EXERCISE AIM:
Would you pull out every line of the material that contains the string "image"?
>>>>
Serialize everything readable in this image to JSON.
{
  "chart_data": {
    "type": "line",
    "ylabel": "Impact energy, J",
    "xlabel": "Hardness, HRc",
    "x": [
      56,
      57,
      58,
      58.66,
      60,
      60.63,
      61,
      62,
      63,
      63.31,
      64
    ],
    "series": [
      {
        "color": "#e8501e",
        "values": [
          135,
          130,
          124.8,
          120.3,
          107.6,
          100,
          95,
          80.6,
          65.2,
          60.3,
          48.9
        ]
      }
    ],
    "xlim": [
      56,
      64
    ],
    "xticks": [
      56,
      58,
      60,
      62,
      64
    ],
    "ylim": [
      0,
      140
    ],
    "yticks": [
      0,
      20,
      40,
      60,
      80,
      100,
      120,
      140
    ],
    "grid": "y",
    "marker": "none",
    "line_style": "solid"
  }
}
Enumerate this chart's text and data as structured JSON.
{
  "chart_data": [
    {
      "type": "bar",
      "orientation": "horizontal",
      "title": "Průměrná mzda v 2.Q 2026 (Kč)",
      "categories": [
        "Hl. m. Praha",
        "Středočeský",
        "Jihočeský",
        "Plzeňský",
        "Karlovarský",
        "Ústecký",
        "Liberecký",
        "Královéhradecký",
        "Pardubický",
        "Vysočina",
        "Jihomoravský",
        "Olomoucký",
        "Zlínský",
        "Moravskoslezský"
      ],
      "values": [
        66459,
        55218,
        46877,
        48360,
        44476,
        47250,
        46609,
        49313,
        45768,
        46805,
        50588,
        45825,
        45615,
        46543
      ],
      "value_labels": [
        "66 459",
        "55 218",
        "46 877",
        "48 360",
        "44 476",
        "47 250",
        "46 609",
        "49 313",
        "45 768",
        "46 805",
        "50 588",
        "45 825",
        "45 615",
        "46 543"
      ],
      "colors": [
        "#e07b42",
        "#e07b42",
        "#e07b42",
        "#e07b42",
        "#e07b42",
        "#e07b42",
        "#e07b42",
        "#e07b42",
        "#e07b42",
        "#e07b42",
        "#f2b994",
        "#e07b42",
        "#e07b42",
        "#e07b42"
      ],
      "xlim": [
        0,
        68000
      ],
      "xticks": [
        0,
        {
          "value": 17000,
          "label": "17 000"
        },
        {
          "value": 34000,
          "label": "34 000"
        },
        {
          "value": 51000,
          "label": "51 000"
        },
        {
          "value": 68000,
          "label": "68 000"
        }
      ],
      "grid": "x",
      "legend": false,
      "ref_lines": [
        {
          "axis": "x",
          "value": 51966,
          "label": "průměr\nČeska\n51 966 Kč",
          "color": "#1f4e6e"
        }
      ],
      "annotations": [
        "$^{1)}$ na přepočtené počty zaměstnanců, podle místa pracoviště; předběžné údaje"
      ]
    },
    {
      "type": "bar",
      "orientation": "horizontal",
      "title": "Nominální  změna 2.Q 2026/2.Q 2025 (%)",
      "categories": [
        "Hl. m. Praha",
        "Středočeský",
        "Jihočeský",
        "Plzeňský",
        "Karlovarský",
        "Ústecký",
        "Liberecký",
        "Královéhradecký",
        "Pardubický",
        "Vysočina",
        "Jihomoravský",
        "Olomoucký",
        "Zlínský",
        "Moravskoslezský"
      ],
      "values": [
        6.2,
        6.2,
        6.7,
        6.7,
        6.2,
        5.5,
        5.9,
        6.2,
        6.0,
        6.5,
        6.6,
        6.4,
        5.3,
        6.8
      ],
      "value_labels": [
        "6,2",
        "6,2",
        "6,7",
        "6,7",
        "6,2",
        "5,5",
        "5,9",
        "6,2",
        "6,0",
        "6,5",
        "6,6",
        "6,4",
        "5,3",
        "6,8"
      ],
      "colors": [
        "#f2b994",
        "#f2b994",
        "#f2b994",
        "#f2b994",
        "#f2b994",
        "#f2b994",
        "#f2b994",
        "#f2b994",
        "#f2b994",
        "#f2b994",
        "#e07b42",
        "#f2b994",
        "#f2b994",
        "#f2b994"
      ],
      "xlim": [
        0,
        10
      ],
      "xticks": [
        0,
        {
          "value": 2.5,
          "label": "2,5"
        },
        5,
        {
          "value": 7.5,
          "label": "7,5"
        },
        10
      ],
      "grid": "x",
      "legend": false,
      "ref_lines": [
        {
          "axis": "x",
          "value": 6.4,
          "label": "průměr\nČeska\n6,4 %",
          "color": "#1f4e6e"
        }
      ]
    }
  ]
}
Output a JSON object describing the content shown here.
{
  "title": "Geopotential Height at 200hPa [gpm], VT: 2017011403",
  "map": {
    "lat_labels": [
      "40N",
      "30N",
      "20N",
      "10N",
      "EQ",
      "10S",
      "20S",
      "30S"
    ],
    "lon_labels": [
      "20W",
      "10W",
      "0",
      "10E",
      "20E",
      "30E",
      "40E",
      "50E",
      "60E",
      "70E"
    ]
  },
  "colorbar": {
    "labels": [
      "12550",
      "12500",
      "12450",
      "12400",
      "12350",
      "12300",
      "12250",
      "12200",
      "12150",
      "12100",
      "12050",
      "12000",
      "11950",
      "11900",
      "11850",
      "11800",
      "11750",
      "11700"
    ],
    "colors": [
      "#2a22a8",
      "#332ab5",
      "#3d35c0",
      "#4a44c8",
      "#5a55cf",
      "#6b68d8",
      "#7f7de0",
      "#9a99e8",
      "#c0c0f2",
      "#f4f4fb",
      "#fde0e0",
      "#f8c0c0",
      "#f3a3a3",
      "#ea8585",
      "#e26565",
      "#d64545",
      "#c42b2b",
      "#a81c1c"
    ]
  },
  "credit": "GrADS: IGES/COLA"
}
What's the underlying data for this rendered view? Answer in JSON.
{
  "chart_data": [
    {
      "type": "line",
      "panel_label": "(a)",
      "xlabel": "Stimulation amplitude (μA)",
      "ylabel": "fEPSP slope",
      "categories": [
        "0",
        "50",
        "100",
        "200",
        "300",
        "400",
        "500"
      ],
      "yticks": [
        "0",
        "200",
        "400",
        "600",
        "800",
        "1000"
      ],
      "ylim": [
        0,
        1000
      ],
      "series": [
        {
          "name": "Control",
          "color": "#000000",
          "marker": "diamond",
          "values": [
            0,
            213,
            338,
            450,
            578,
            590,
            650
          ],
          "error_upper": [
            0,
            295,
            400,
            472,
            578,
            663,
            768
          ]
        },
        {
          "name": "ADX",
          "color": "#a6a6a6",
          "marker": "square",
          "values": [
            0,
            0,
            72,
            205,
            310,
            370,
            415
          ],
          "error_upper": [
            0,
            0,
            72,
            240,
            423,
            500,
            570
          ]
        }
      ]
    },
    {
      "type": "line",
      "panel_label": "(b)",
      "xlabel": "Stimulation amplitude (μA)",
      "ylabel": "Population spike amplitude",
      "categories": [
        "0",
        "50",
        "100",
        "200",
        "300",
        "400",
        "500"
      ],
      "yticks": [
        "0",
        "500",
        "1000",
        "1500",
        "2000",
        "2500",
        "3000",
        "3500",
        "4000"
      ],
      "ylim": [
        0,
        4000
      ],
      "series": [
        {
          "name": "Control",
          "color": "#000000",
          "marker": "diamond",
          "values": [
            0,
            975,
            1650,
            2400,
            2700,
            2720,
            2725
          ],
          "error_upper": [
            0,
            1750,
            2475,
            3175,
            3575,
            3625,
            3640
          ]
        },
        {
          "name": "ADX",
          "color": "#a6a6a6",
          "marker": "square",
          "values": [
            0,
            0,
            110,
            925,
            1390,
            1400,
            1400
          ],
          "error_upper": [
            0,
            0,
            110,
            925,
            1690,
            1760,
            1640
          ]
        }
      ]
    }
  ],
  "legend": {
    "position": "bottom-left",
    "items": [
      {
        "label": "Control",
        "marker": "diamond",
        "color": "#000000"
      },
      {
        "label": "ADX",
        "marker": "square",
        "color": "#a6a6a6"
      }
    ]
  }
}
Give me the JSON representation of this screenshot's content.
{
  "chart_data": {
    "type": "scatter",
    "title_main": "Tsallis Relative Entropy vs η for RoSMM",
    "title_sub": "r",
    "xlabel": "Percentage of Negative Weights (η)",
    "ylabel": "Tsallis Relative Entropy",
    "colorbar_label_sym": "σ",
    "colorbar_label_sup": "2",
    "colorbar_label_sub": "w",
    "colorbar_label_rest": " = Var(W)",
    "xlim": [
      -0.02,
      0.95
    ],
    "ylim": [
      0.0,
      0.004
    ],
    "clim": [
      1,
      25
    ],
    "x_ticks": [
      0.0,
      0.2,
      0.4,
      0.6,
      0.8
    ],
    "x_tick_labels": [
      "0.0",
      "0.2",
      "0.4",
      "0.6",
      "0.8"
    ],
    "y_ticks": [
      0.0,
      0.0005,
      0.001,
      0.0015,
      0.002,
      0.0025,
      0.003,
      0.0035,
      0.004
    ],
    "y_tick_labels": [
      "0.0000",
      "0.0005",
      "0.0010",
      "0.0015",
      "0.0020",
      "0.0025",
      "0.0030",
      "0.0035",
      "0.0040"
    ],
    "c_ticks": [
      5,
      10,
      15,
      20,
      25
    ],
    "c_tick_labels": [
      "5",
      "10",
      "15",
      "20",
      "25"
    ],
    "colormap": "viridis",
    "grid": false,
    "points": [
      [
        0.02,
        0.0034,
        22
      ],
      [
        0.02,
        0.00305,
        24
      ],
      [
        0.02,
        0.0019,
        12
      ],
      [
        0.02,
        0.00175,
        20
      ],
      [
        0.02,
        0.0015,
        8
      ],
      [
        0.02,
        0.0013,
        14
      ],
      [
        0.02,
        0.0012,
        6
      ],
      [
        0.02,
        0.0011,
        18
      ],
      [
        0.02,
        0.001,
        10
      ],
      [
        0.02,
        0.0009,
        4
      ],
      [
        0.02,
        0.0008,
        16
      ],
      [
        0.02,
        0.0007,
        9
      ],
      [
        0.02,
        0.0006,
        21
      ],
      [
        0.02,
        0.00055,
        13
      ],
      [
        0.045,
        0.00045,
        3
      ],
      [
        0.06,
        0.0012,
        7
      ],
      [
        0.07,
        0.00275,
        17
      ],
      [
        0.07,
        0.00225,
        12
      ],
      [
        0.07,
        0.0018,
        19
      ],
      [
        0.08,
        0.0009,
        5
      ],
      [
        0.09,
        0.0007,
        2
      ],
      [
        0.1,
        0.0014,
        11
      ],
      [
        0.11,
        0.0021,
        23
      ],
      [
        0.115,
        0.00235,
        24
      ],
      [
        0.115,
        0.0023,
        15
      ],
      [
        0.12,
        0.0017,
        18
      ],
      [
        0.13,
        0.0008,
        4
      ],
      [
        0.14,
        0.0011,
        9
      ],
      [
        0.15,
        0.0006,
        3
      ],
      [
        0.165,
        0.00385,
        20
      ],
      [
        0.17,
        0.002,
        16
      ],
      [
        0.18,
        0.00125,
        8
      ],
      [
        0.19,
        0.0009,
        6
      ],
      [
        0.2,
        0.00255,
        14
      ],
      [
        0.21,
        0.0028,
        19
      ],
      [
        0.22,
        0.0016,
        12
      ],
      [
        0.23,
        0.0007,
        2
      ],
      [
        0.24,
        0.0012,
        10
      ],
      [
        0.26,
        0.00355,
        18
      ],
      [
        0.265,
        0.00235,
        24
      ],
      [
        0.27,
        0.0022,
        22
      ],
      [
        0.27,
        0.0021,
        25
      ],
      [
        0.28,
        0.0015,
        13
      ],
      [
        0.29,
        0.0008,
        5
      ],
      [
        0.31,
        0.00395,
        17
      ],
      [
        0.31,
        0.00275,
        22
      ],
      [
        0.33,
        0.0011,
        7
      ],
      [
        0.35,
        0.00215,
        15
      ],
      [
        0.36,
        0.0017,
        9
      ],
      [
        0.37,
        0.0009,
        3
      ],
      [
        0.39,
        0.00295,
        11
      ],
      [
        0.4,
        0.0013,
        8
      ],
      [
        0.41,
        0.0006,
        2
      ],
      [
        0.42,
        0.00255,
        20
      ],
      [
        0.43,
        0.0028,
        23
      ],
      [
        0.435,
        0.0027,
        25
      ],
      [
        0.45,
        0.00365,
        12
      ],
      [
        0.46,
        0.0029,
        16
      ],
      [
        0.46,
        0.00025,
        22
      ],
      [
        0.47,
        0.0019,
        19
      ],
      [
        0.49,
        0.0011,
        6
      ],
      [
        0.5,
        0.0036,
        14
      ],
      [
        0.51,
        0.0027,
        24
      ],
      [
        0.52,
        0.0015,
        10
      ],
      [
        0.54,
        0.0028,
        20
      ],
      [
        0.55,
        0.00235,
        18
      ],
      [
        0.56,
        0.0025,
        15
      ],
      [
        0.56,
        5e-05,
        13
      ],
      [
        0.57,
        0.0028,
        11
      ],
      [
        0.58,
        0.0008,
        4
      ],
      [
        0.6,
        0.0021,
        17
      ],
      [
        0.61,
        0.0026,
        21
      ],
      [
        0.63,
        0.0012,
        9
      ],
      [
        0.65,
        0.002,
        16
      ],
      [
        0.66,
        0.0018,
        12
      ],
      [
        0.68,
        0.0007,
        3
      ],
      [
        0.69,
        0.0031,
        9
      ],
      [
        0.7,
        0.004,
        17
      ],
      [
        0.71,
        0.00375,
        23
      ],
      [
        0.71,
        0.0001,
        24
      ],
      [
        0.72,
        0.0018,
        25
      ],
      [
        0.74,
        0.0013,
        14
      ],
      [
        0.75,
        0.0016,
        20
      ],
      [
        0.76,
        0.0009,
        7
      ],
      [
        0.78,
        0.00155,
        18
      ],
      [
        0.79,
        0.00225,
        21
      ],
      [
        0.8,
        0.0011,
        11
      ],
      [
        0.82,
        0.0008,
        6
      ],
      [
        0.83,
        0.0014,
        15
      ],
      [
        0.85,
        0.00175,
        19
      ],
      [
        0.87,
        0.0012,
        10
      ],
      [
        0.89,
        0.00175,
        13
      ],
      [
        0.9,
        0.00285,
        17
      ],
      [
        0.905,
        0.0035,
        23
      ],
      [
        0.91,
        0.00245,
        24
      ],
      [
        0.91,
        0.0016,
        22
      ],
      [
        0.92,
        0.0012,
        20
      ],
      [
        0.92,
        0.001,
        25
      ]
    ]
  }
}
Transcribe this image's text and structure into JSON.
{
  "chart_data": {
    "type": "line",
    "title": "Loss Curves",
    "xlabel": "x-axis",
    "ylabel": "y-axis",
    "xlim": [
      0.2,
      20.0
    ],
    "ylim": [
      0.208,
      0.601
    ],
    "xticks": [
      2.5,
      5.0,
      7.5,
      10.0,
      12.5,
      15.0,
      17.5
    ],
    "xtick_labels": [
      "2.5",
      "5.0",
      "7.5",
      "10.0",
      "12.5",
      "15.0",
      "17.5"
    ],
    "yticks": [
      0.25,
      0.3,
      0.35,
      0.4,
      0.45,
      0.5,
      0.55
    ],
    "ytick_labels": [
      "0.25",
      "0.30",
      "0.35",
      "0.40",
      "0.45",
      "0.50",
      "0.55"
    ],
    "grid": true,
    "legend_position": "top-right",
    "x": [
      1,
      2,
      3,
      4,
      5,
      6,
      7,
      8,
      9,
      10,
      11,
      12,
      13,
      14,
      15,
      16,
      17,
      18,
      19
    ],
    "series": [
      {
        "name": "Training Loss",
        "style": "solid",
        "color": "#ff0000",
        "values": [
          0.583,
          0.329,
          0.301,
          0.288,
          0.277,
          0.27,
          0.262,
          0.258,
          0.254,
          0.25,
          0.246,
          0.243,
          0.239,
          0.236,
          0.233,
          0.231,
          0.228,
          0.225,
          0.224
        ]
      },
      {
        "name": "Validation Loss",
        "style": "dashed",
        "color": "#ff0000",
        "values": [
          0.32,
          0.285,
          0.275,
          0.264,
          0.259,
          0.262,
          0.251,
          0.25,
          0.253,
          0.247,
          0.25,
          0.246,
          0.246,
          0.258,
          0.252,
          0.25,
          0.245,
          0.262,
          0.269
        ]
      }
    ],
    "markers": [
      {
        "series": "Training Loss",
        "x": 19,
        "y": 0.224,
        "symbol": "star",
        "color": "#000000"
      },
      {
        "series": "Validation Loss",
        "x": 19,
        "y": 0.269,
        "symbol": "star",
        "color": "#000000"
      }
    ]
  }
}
<<<<
OUTPUT OF THE EXERCISE:
Serialize everything readable in this image to JSON.
Transcribe this image's text and structure into JSON.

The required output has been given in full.